--- Dataset extract ---
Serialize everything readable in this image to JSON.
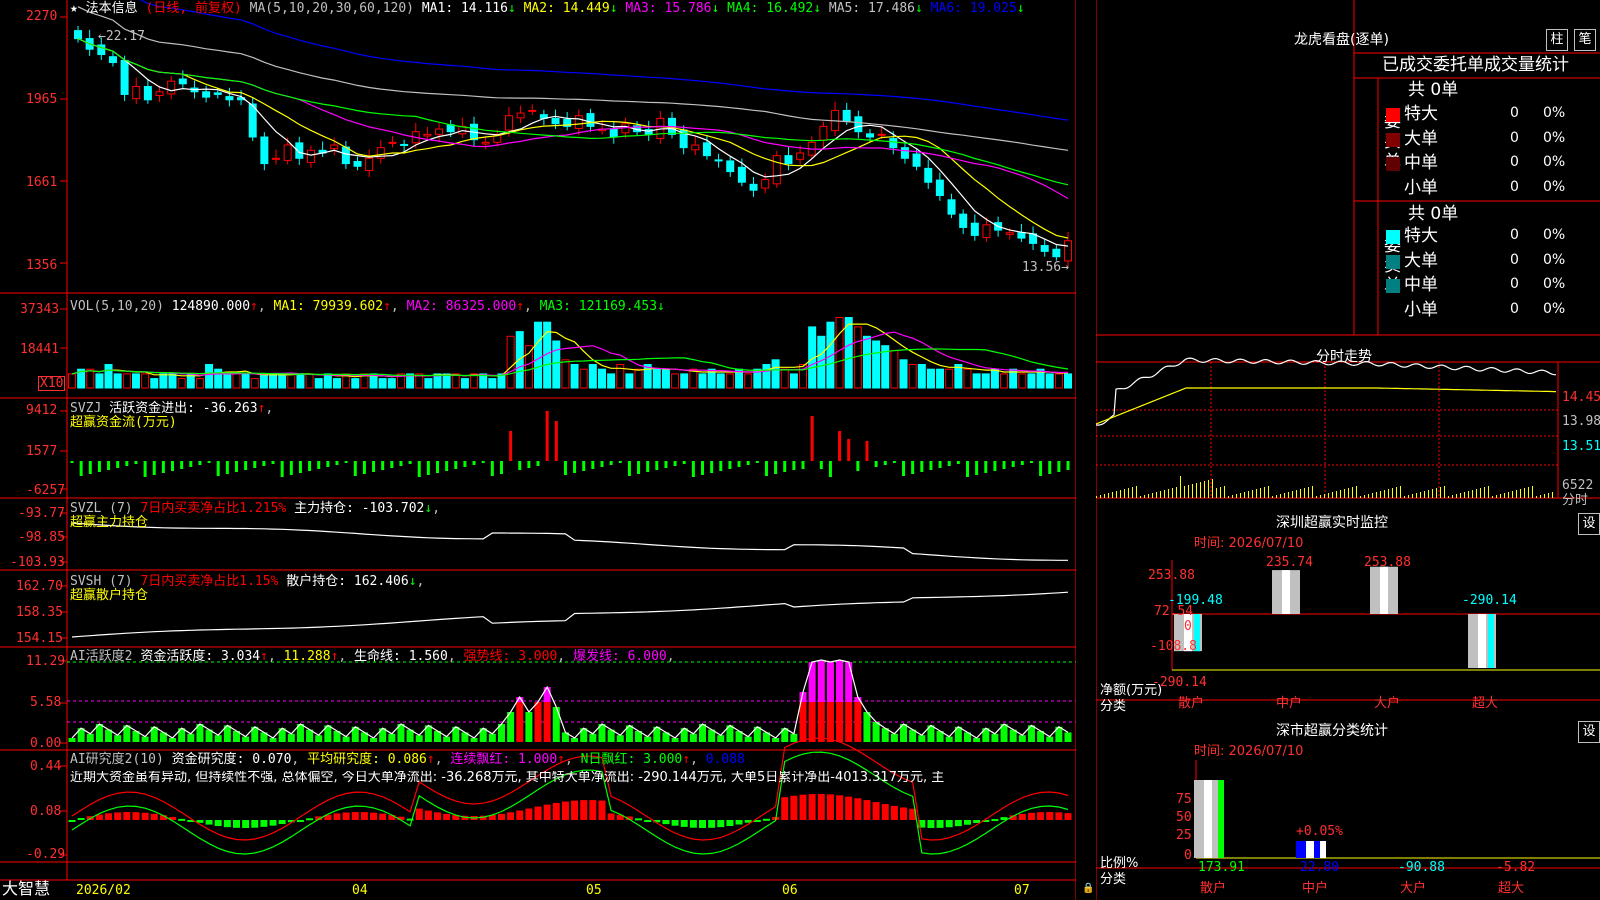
{
  "app": {
    "name": "大智慧"
  },
  "kline": {
    "star": "★",
    "stock_name": "法本信息",
    "period": "(日线, 前复权)",
    "ma_params": "MA(5,10,20,30,60,120)",
    "ma": [
      {
        "label": "MA1:",
        "value": "14.116",
        "color": "#ffffff"
      },
      {
        "label": "MA2:",
        "value": "14.449",
        "color": "#ffff00"
      },
      {
        "label": "MA3:",
        "value": "15.786",
        "color": "#ff00ff"
      },
      {
        "label": "MA4:",
        "value": "16.492",
        "color": "#00ff00"
      },
      {
        "label": "MA5:",
        "value": "17.486",
        "color": "#c0c0c0"
      },
      {
        "label": "MA6:",
        "value": "19.025",
        "color": "#0000ff"
      }
    ],
    "y_ticks": [
      "2270",
      "1965",
      "1661",
      "1356"
    ],
    "high_label": "22.17",
    "low_label": "13.56",
    "closes": [
      21.9,
      21.5,
      21.3,
      21.0,
      19.8,
      20.1,
      19.6,
      19.9,
      20.3,
      20.2,
      19.9,
      19.7,
      19.8,
      19.6,
      19.6,
      18.2,
      17.2,
      17.4,
      17.9,
      17.4,
      17.7,
      17.6,
      17.9,
      17.2,
      17.1,
      17.4,
      17.8,
      18.0,
      17.9,
      18.4,
      18.3,
      18.5,
      18.4,
      18.6,
      18.1,
      18.0,
      18.3,
      19.0,
      19.1,
      19.2,
      18.9,
      18.7,
      18.6,
      19.0,
      18.6,
      18.5,
      18.2,
      18.7,
      18.4,
      18.3,
      18.9,
      18.3,
      17.8,
      17.9,
      17.5,
      17.3,
      16.9,
      16.5,
      16.2,
      16.6,
      17.5,
      17.2,
      17.6,
      18.0,
      18.6,
      19.2,
      18.8,
      18.4,
      18.2,
      18.3,
      17.8,
      17.4,
      17.1,
      16.5,
      16.0,
      15.3,
      14.8,
      14.5,
      14.9,
      14.7,
      14.6,
      14.4,
      14.2,
      13.9,
      13.7,
      14.3
    ]
  },
  "vol": {
    "params": "VOL(5,10,20)",
    "value": "124890.000",
    "ma1": "MA1: 79939.602",
    "ma2": "MA2: 86325.000",
    "ma3": "MA3: 121169.453",
    "y_ticks": [
      "37343",
      "18441"
    ],
    "unit": "X10",
    "bars": [
      3,
      4,
      4,
      3,
      5,
      3,
      3,
      3,
      3,
      2,
      3,
      3,
      2,
      3,
      2,
      5,
      4,
      3,
      3,
      3,
      2,
      3,
      3,
      3,
      3,
      3,
      3,
      2,
      3,
      2,
      3,
      2,
      3,
      3,
      2,
      2,
      3,
      3,
      3,
      2,
      3,
      3,
      3,
      2,
      3,
      3,
      2,
      3,
      11,
      12,
      9,
      14,
      14,
      10,
      6,
      5,
      4,
      5,
      4,
      3,
      5,
      3,
      4,
      5,
      4,
      4,
      3,
      3,
      4,
      3,
      4,
      3,
      3,
      4,
      3,
      4,
      5,
      6,
      4,
      3,
      5,
      13,
      11,
      14,
      15,
      15,
      13,
      11,
      10,
      9,
      8,
      6,
      5,
      5,
      4,
      4,
      4,
      5,
      4,
      3,
      3,
      4,
      3,
      4,
      3,
      3,
      4,
      3,
      3,
      3
    ]
  },
  "svzj": {
    "name": "SVZJ",
    "label": "活跃资金进出:",
    "value": "-36.263",
    "sub": "超赢资金流(万元)",
    "y_ticks": [
      "9412",
      "1577",
      "-6257"
    ]
  },
  "svzl": {
    "name": "SVZL (7)",
    "ratio": "7日内买卖净占比1.215%",
    "label": "主力持仓:",
    "value": "-103.702",
    "sub": "超赢主力持仓",
    "y_ticks": [
      "-93.77",
      "-98.85",
      "-103.93"
    ]
  },
  "svsh": {
    "name": "SVSH (7)",
    "ratio": "7日内买卖净占比1.15%",
    "label": "散户持仓:",
    "value": "162.406",
    "sub": "超赢散户持仓",
    "y_ticks": [
      "162.70",
      "158.35",
      "154.15"
    ]
  },
  "ai_active": {
    "name": "AI活跃度2",
    "label": "资金活跃度:",
    "value": "3.034",
    "v2": "11.288",
    "life_label": "生命线:",
    "life_value": "1.560",
    "strong": "强势线: 3.000",
    "burst": "爆发线: 6.000",
    "y_ticks": [
      "11.29",
      "5.58",
      "0.00"
    ]
  },
  "ai_research": {
    "name": "AI研究度2(10)",
    "label": "资金研究度:",
    "value": "0.070",
    "avg": "平均研究度: 0.086",
    "red": "连续飘红: 1.000",
    "nday": "N日飘红: 3.000",
    "last": "0.088",
    "comment": "近期大资金虽有异动, 但持续性不强, 总体偏空, 今日大单净流出: -36.268万元, 其中特大单净流出: -290.144万元, 大单5日累计净出-4013.317万元, 主",
    "y_ticks": [
      "0.44",
      "0.08",
      "-0.29"
    ]
  },
  "time_axis": [
    "2026/02",
    "04",
    "05",
    "06",
    "07"
  ],
  "dragon": {
    "title": "龙虎看盘(逐单)",
    "btn_bar": "柱",
    "btn_pen": "笔",
    "tabs": "已成交委托单成交量统计",
    "buy_label": "委买单",
    "sell_label": "委卖单",
    "buy_total": "共 0单",
    "sell_total": "共 0单",
    "buy_rows": [
      {
        "name": "特大",
        "val": "0",
        "pct": "0%",
        "color": "#ff0000"
      },
      {
        "name": "大单",
        "val": "0",
        "pct": "0%",
        "color": "#800000"
      },
      {
        "name": "中单",
        "val": "0",
        "pct": "0%",
        "color": "#600000"
      },
      {
        "name": "小单",
        "val": "0",
        "pct": "0%",
        "color": "#000000"
      }
    ],
    "sell_rows": [
      {
        "name": "特大",
        "val": "0",
        "pct": "0%",
        "color": "#00ffff"
      },
      {
        "name": "大单",
        "val": "0",
        "pct": "0%",
        "color": "#008080"
      },
      {
        "name": "中单",
        "val": "0",
        "pct": "0%",
        "color": "#008080"
      },
      {
        "name": "小单",
        "val": "0",
        "pct": "0%",
        "color": "#000000"
      }
    ]
  },
  "intraday": {
    "title": "分时走势",
    "y_ticks": [
      "14.45",
      "13.98",
      "13.51"
    ],
    "vol_tick": "6522",
    "vol_label": "分时"
  },
  "sz_monitor": {
    "title": "深圳超赢实时监控",
    "btn": "设",
    "time": "时间: 2026/07/10",
    "y_ticks": [
      "253.88",
      "72.54",
      "0",
      "-108.8",
      "-290.14"
    ],
    "ylabel": "净额(万元)",
    "xlabel": "分类",
    "categories": [
      "散户",
      "中户",
      "大户",
      "超大"
    ],
    "values": [
      -199.48,
      235.74,
      253.88,
      -290.14
    ],
    "value_labels": [
      "-199.48",
      "235.74",
      "253.88",
      "-290.14"
    ]
  },
  "sz_class": {
    "title": "深市超赢分类统计",
    "btn": "设",
    "time": "时间: 2026/07/10",
    "y_ticks": [
      "75",
      "50",
      "25",
      "0"
    ],
    "ylabel": "比例%",
    "xlabel": "分类",
    "categories": [
      "散户",
      "中户",
      "大户",
      "超大"
    ],
    "values": [
      173.91,
      22.8,
      -90.88,
      -5.82
    ],
    "value_labels": [
      "173.91",
      "22.80",
      "-90.88",
      "-5.82"
    ],
    "pct_note": "+0.05%"
  }
}
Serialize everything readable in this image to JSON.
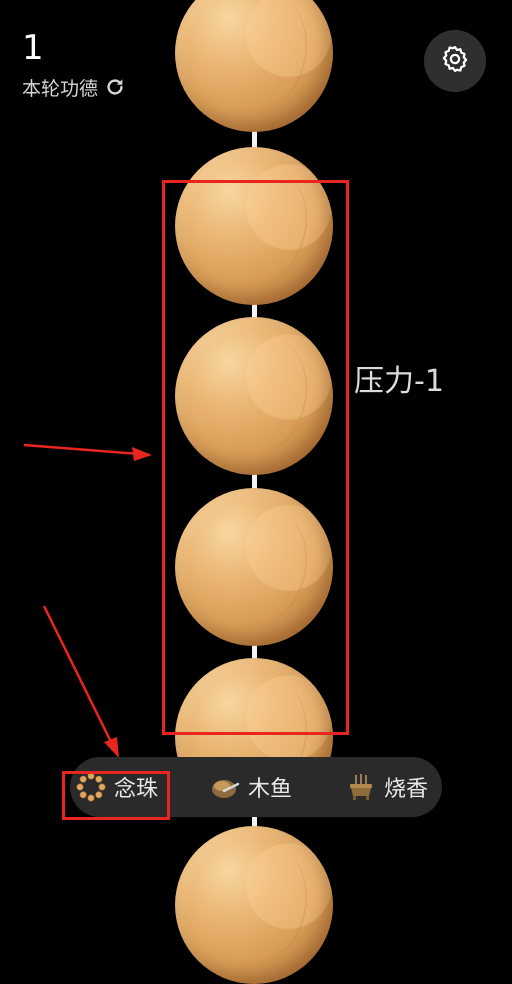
{
  "counter": {
    "value": "1",
    "label": "本轮功德"
  },
  "annotation": {
    "label": "压力-1",
    "color": "#e8261f"
  },
  "tabs": [
    {
      "id": "beads",
      "label": "念珠",
      "icon": "prayer-beads-icon"
    },
    {
      "id": "wooden-fish",
      "label": "木鱼",
      "icon": "wooden-fish-icon"
    },
    {
      "id": "incense",
      "label": "烧香",
      "icon": "incense-burner-icon"
    }
  ],
  "icons": {
    "settings": "gear-icon",
    "refresh": "refresh-icon"
  },
  "colors": {
    "bead": "#e2aa66",
    "background": "#000000",
    "tabbar": "#2a2a2a",
    "string": "#f2f2f2"
  }
}
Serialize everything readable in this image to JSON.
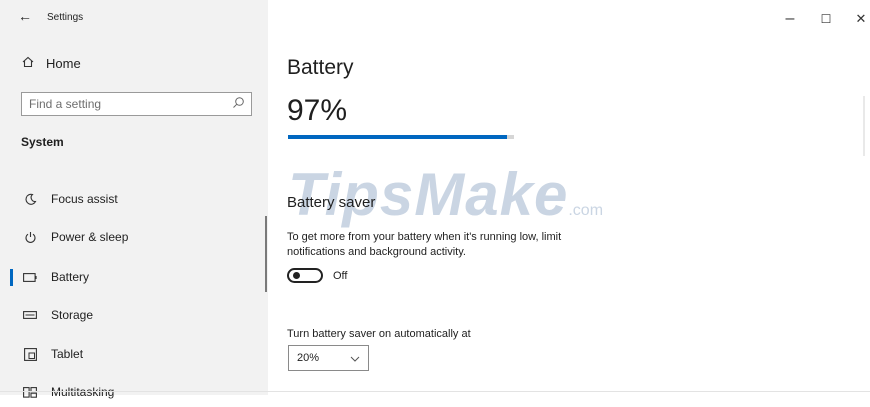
{
  "window": {
    "title": "Settings",
    "controls": {
      "minimize": "–",
      "maximize": "☐",
      "close": "✕"
    }
  },
  "sidebar": {
    "home_label": "Home",
    "search": {
      "placeholder": "Find a setting"
    },
    "section_title": "System",
    "items": [
      {
        "label": "Focus assist",
        "icon": "moon-icon",
        "selected": false
      },
      {
        "label": "Power & sleep",
        "icon": "power-icon",
        "selected": false
      },
      {
        "label": "Battery",
        "icon": "battery-icon",
        "selected": true
      },
      {
        "label": "Storage",
        "icon": "storage-icon",
        "selected": false
      },
      {
        "label": "Tablet",
        "icon": "tablet-icon",
        "selected": false
      },
      {
        "label": "Multitasking",
        "icon": "multitasking-icon",
        "selected": false
      }
    ]
  },
  "main": {
    "page_title": "Battery",
    "battery_percent_text": "97%",
    "battery_level": 0.97,
    "watermark": {
      "text": "TipsMake",
      "suffix": ".com"
    },
    "battery_saver": {
      "heading": "Battery saver",
      "description": "To get more from your battery when it's running low, limit notifications and background activity.",
      "toggle_state": "Off"
    },
    "auto_label": "Turn battery saver on automatically at",
    "auto_value": "20%"
  },
  "colors": {
    "accent": "#0067c0",
    "sidebar_bg": "#f2f2f2",
    "track": "#d6d6d6"
  }
}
---
From the entries above, extract each line containing "fish".

* **Response to this exercise**:
      "id": "wooden-fish",
      "icon": "wooden-fish-icon"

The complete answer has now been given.